Entscheidungsstichwort (Thema)

Rückforderung überzahlten Ortszuschlags

 

Leitsatz (redaktionell)

1. Der Anspruch auf Rückzahlung eines überzahlten Ortszuschlagsbetrages wird in der Regel fällig, wenn die Tatsachen des Überzahlungstatbestands bekannt werden.

2. Das gilt nicht, wenn der Arbeitgeber es versäumt hat, sich die Kenntnis der Voraussetzungen zu verschaffen, die er für die Geltendmachung des Anspruchs benötigt.

3. Der Arbeitgeber ist nicht verpflichtet, im jährlichen Abstand bei den Angestellten nachzufragen, ob sich die Daten für die Höhe des Ortszuschlags zwischenzeitlich geändert haben.

# Aufgabe 1
Erkläre anhand des zitierten Textes in ein bis drei Sätzen, wann der Anspruch auf Rückzahlung eines überzahlten Ortszuschlags in der Regel fällig wird und unter welcher Voraussetzung das nicht gilt.

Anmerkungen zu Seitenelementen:
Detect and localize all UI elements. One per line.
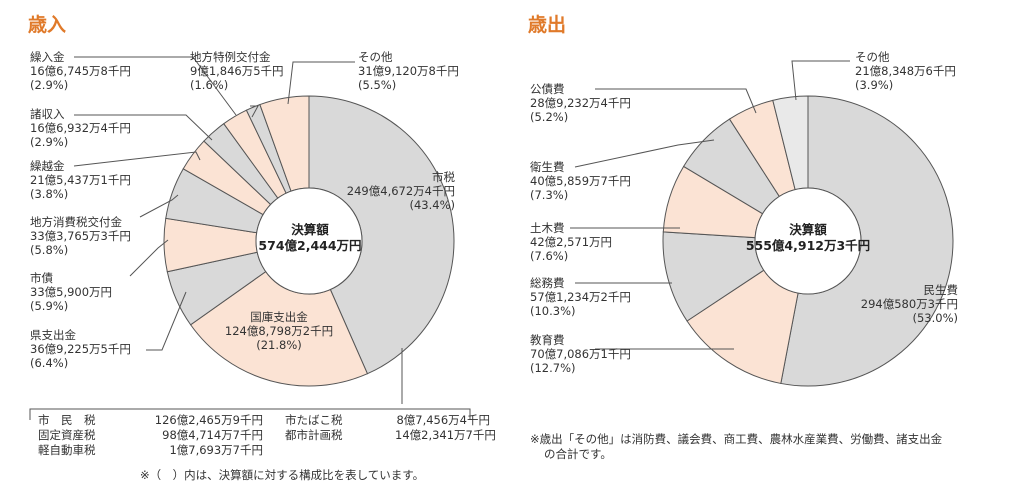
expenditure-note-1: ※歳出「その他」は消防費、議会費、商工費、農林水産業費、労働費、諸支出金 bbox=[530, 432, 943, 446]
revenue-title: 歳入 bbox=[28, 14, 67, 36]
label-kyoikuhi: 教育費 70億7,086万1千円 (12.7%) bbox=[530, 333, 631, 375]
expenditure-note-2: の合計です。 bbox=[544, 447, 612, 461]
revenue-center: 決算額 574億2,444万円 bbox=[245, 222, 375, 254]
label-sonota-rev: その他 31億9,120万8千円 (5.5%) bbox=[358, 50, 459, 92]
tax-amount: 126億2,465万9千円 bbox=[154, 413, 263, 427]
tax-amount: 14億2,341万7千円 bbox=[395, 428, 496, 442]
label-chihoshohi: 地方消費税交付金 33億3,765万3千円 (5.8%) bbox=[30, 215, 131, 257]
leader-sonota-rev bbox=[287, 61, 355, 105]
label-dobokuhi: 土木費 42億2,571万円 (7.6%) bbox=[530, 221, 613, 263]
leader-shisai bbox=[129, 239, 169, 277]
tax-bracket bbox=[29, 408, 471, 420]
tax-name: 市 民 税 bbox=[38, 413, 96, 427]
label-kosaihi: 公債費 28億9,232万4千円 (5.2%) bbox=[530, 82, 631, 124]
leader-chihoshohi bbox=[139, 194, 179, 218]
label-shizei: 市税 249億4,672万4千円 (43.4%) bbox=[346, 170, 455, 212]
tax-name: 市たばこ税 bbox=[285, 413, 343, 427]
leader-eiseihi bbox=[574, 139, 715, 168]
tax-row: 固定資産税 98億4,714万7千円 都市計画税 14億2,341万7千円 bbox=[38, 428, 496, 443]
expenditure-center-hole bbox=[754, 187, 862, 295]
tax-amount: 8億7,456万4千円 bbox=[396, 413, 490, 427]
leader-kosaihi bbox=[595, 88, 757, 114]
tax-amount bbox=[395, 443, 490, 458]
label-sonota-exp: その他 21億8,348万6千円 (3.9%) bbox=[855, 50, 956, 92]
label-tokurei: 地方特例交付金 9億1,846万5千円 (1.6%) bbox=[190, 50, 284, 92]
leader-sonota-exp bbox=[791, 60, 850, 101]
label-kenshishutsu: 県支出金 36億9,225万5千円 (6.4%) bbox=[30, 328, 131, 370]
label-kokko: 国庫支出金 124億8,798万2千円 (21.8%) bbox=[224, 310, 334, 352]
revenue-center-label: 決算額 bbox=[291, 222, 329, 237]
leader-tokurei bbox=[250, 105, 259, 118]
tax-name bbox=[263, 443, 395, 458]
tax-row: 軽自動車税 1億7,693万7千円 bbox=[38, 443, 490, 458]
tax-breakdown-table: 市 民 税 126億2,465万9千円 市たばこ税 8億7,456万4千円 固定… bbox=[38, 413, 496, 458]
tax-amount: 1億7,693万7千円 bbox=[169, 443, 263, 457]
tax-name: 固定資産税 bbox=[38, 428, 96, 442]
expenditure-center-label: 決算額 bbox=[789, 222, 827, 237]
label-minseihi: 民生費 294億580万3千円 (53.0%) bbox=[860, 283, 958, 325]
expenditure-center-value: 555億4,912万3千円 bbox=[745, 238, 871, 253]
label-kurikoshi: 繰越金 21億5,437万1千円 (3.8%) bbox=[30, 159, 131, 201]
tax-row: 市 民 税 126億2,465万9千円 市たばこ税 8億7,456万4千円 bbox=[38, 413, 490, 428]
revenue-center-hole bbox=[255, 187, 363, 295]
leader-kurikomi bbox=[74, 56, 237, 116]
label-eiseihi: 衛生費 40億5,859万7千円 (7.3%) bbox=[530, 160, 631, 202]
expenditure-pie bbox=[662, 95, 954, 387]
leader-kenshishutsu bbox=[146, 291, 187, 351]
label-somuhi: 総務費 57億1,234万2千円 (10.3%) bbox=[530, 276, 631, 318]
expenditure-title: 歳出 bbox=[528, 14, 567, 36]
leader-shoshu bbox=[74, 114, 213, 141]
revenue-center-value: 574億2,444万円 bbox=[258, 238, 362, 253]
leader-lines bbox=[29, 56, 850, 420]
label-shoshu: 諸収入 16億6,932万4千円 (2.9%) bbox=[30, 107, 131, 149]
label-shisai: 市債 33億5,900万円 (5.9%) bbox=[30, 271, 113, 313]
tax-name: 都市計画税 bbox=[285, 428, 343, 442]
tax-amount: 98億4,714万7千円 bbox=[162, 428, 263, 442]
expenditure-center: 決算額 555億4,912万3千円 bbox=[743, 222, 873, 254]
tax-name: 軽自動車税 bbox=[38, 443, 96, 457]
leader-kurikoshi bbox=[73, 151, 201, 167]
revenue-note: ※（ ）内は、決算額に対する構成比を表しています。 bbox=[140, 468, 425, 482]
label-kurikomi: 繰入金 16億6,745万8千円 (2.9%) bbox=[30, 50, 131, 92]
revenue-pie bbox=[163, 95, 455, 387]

# Aufgabe 2
Gib aus den gegebenen Zeilen den Abschnitt von der Zeile mit „432, 943, 446]“ bis zur Zeile mit „238, 871, 253]“ noch einmal aus und ersetze darin „tax-amount“ durch „tax-value“. Alles andere bleibt unverändert.

# Ergebnis 1
In der Regel wird der Anspruch fällig, wenn die Tatsachen des Überzahlungstatbestands bekannt werden. Das gilt nicht, wenn der Arbeitgeber es versäumt hat, sich die Kenntnis der Voraussetzungen zu verschaffen, die er für die Geltendmachung des Anspruchs benötigt.

# Ergebnis 2
expenditure-note-1: ※歳出「その他」は消防費、議会費、商工費、農林水産業費、労働費、諸支出金 bbox=[530, 432, 943, 446]
revenue-title: 歳入 bbox=[28, 14, 67, 36]
label-kyoikuhi: 教育費 70億7,086万1千円 (12.7%) bbox=[530, 333, 631, 375]
expenditure-note-2: の合計です。 bbox=[544, 447, 612, 461]
revenue-center: 決算額 574億2,444万円 bbox=[245, 222, 375, 254]
label-sonota-rev: その他 31億9,120万8千円 (5.5%) bbox=[358, 50, 459, 92]
tax-value: 126億2,465万9千円 bbox=[154, 413, 263, 427]
tax-value: 14億2,341万7千円 bbox=[395, 428, 496, 442]
label-chihoshohi: 地方消費税交付金 33億3,765万3千円 (5.8%) bbox=[30, 215, 131, 257]
leader-sonota-rev bbox=[287, 61, 355, 105]
label-dobokuhi: 土木費 42億2,571万円 (7.6%) bbox=[530, 221, 613, 263]
leader-shisai bbox=[129, 239, 169, 277]
tax-bracket bbox=[29, 408, 471, 420]
tax-name: 市 民 税 bbox=[38, 413, 96, 427]
label-kosaihi: 公債費 28億9,232万4千円 (5.2%) bbox=[530, 82, 631, 124]
leader-chihoshohi bbox=[139, 194, 179, 218]
label-shizei: 市税 249億4,672万4千円 (43.4%) bbox=[346, 170, 455, 212]
tax-name: 市たばこ税 bbox=[285, 413, 343, 427]
leader-eiseihi bbox=[574, 139, 715, 168]
tax-row: 固定資産税 98億4,714万7千円 都市計画税 14億2,341万7千円 bbox=[38, 428, 496, 443]
expenditure-center-hole bbox=[754, 187, 862, 295]
tax-value: 8億7,456万4千円 bbox=[396, 413, 490, 427]
leader-kosaihi bbox=[595, 88, 757, 114]
tax-value bbox=[395, 443, 490, 458]
label-sonota-exp: その他 21億8,348万6千円 (3.9%) bbox=[855, 50, 956, 92]
label-tokurei: 地方特例交付金 9億1,846万5千円 (1.6%) bbox=[190, 50, 284, 92]
leader-sonota-exp bbox=[791, 60, 850, 101]
label-kenshishutsu: 県支出金 36億9,225万5千円 (6.4%) bbox=[30, 328, 131, 370]
label-kokko: 国庫支出金 124億8,798万2千円 (21.8%) bbox=[224, 310, 334, 352]
revenue-center-label: 決算額 bbox=[291, 222, 329, 237]
leader-tokurei bbox=[250, 105, 259, 118]
tax-name bbox=[263, 443, 395, 458]
tax-row: 軽自動車税 1億7,693万7千円 bbox=[38, 443, 490, 458]
tax-breakdown-table: 市 民 税 126億2,465万9千円 市たばこ税 8億7,456万4千円 固定… bbox=[38, 413, 496, 458]
tax-value: 1億7,693万7千円 bbox=[169, 443, 263, 457]
tax-name: 固定資産税 bbox=[38, 428, 96, 442]
expenditure-center-label: 決算額 bbox=[789, 222, 827, 237]
label-minseihi: 民生費 294億580万3千円 (53.0%) bbox=[860, 283, 958, 325]
expenditure-center-value: 555億4,912万3千円 bbox=[745, 238, 871, 253]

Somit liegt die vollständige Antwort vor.